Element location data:
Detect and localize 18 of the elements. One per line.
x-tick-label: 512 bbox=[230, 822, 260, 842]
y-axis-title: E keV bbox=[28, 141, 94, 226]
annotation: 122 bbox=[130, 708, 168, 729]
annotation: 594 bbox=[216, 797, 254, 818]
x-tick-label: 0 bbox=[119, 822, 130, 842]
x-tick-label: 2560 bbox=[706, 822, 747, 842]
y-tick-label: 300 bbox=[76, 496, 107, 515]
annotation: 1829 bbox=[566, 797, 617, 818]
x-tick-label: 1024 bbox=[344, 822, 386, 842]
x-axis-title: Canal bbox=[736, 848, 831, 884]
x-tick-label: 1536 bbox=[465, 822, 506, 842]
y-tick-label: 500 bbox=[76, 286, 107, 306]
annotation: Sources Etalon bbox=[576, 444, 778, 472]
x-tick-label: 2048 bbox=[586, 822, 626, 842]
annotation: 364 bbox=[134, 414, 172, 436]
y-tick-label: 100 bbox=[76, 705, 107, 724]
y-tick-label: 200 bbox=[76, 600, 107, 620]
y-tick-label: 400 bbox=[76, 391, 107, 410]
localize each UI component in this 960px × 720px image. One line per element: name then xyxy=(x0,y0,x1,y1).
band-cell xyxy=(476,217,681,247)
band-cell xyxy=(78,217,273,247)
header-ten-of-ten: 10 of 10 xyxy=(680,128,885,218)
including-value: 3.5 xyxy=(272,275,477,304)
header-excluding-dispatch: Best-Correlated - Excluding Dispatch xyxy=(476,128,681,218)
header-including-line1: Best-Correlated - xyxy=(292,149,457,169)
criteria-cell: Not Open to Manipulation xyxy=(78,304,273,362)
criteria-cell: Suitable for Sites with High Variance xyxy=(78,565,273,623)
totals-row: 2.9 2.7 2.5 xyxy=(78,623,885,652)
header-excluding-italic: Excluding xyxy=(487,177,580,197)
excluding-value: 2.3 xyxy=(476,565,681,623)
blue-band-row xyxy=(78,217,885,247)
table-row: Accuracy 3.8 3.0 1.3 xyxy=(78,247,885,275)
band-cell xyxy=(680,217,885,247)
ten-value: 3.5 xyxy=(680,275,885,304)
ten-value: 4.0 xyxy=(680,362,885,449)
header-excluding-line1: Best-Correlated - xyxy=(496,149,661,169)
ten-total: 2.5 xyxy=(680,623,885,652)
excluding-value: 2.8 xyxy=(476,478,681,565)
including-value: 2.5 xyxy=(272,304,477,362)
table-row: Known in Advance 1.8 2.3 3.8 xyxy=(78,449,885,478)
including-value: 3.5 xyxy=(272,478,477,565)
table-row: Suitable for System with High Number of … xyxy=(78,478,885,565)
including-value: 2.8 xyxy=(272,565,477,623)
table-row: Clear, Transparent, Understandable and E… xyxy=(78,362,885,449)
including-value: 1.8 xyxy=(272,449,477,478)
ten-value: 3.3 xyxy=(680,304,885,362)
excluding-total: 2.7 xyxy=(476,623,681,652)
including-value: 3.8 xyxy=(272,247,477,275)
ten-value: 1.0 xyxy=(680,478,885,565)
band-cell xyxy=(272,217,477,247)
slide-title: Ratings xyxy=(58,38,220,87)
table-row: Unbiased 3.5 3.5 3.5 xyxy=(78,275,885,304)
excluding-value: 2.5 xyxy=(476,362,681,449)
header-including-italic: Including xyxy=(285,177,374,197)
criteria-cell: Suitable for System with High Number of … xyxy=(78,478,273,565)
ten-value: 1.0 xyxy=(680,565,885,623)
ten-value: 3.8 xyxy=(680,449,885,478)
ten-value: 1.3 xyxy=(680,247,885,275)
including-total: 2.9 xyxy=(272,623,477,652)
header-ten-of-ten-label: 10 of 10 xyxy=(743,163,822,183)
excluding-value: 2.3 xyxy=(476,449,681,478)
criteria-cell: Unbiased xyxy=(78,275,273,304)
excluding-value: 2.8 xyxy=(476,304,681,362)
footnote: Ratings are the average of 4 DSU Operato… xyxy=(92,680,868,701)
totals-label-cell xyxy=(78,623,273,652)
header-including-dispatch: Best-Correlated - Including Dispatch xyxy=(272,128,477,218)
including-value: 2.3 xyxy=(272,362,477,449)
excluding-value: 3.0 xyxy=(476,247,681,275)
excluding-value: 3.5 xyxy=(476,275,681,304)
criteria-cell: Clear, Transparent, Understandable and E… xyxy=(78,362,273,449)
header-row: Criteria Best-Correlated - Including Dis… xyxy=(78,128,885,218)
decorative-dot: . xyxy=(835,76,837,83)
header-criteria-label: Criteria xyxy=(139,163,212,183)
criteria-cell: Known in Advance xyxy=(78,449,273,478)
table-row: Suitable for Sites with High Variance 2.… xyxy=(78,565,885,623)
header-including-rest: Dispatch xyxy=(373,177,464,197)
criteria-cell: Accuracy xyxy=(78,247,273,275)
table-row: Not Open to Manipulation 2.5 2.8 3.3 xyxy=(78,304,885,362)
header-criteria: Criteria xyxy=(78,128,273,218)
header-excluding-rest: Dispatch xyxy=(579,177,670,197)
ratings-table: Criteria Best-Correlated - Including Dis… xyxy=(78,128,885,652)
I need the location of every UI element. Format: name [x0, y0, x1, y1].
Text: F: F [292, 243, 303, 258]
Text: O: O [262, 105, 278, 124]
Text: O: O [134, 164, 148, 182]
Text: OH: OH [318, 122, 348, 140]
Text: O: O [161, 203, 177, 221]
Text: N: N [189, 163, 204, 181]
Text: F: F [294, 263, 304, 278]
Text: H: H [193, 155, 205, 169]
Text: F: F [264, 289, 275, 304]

• [TASK TO COMPLETE]:
Copy every record above line for line, with no changes of any kind.

• [WRITTEN RESPONSE]:
Detect and localize 18 of the elements. One per line.
x-tick-label: 512 bbox=[230, 822, 260, 842]
y-axis-title: E keV bbox=[28, 141, 94, 226]
annotation: 122 bbox=[130, 708, 168, 729]
annotation: 594 bbox=[216, 797, 254, 818]
x-tick-label: 0 bbox=[119, 822, 130, 842]
x-tick-label: 2560 bbox=[706, 822, 747, 842]
y-tick-label: 300 bbox=[76, 496, 107, 515]
annotation: 1829 bbox=[566, 797, 617, 818]
x-tick-label: 1024 bbox=[344, 822, 386, 842]
x-axis-title: Canal bbox=[736, 848, 831, 884]
x-tick-label: 1536 bbox=[465, 822, 506, 842]
y-tick-label: 500 bbox=[76, 286, 107, 306]
annotation: Sources Etalon bbox=[576, 444, 778, 472]
x-tick-label: 2048 bbox=[586, 822, 626, 842]
annotation: 364 bbox=[134, 414, 172, 436]
y-tick-label: 100 bbox=[76, 705, 107, 724]
y-tick-label: 200 bbox=[76, 600, 107, 620]
y-tick-label: 400 bbox=[76, 391, 107, 410]
localize each UI component in this 960px × 720px image. One line per element: name then xyxy=(x0,y0,x1,y1).
band-cell xyxy=(476,217,681,247)
band-cell xyxy=(78,217,273,247)
header-ten-of-ten: 10 of 10 xyxy=(680,128,885,218)
including-value: 3.5 xyxy=(272,275,477,304)
header-excluding-dispatch: Best-Correlated - Excluding Dispatch xyxy=(476,128,681,218)
header-including-line1: Best-Correlated - xyxy=(292,149,457,169)
criteria-cell: Not Open to Manipulation xyxy=(78,304,273,362)
criteria-cell: Suitable for Sites with High Variance xyxy=(78,565,273,623)
totals-row: 2.9 2.7 2.5 xyxy=(78,623,885,652)
header-excluding-italic: Excluding xyxy=(487,177,580,197)
excluding-value: 2.3 xyxy=(476,565,681,623)
blue-band-row xyxy=(78,217,885,247)
table-row: Accuracy 3.8 3.0 1.3 xyxy=(78,247,885,275)
band-cell xyxy=(680,217,885,247)
ten-value: 3.5 xyxy=(680,275,885,304)
ten-value: 4.0 xyxy=(680,362,885,449)
header-excluding-line1: Best-Correlated - xyxy=(496,149,661,169)
ten-total: 2.5 xyxy=(680,623,885,652)
excluding-value: 2.8 xyxy=(476,478,681,565)
including-value: 2.5 xyxy=(272,304,477,362)
table-row: Known in Advance 1.8 2.3 3.8 xyxy=(78,449,885,478)
including-value: 3.5 xyxy=(272,478,477,565)
table-row: Suitable for System with High Number of … xyxy=(78,478,885,565)
including-value: 2.8 xyxy=(272,565,477,623)
table-row: Clear, Transparent, Understandable and E… xyxy=(78,362,885,449)
including-value: 1.8 xyxy=(272,449,477,478)
ten-value: 3.3 xyxy=(680,304,885,362)
excluding-total: 2.7 xyxy=(476,623,681,652)
including-value: 3.8 xyxy=(272,247,477,275)
ten-value: 1.0 xyxy=(680,478,885,565)
band-cell xyxy=(272,217,477,247)
slide-title: Ratings xyxy=(58,38,220,87)
table-row: Unbiased 3.5 3.5 3.5 xyxy=(78,275,885,304)
excluding-value: 2.5 xyxy=(476,362,681,449)
header-including-italic: Including xyxy=(285,177,374,197)
criteria-cell: Suitable for System with High Number of … xyxy=(78,478,273,565)
ten-value: 1.0 xyxy=(680,565,885,623)
ten-value: 3.8 xyxy=(680,449,885,478)
ten-value: 1.3 xyxy=(680,247,885,275)
including-total: 2.9 xyxy=(272,623,477,652)
header-ten-of-ten-label: 10 of 10 xyxy=(743,163,822,183)
excluding-value: 2.3 xyxy=(476,449,681,478)
criteria-cell: Unbiased xyxy=(78,275,273,304)
excluding-value: 2.8 xyxy=(476,304,681,362)
footnote: Ratings are the average of 4 DSU Operato… xyxy=(92,680,868,701)
totals-label-cell xyxy=(78,623,273,652)
header-including-dispatch: Best-Correlated - Including Dispatch xyxy=(272,128,477,218)
including-value: 2.3 xyxy=(272,362,477,449)
excluding-value: 3.0 xyxy=(476,247,681,275)
excluding-value: 3.5 xyxy=(476,275,681,304)
criteria-cell: Clear, Transparent, Understandable and E… xyxy=(78,362,273,449)
header-row: Criteria Best-Correlated - Including Dis… xyxy=(78,128,885,218)
decorative-dot: . xyxy=(835,76,837,83)
header-criteria-label: Criteria xyxy=(139,163,212,183)
criteria-cell: Known in Advance xyxy=(78,449,273,478)
table-row: Suitable for Sites with High Variance 2.… xyxy=(78,565,885,623)
header-including-rest: Dispatch xyxy=(373,177,464,197)
criteria-cell: Accuracy xyxy=(78,247,273,275)
table-row: Not Open to Manipulation 2.5 2.8 3.3 xyxy=(78,304,885,362)
header-criteria: Criteria xyxy=(78,128,273,218)
header-excluding-rest: Dispatch xyxy=(579,177,670,197)
ratings-table: Criteria Best-Correlated - Including Dis… xyxy=(78,128,885,652)
I need the location of every UI element. Format: name [x0, y0, x1, y1].
Text: F: F [292, 243, 303, 258]
Text: O: O [262, 105, 278, 124]
Text: O: O [134, 164, 148, 182]
Text: OH: OH [318, 122, 348, 140]
Text: O: O [161, 203, 177, 221]
Text: N: N [189, 163, 204, 181]
Text: F: F [294, 263, 304, 278]
Text: H: H [193, 155, 205, 169]
Text: F: F [264, 289, 275, 304]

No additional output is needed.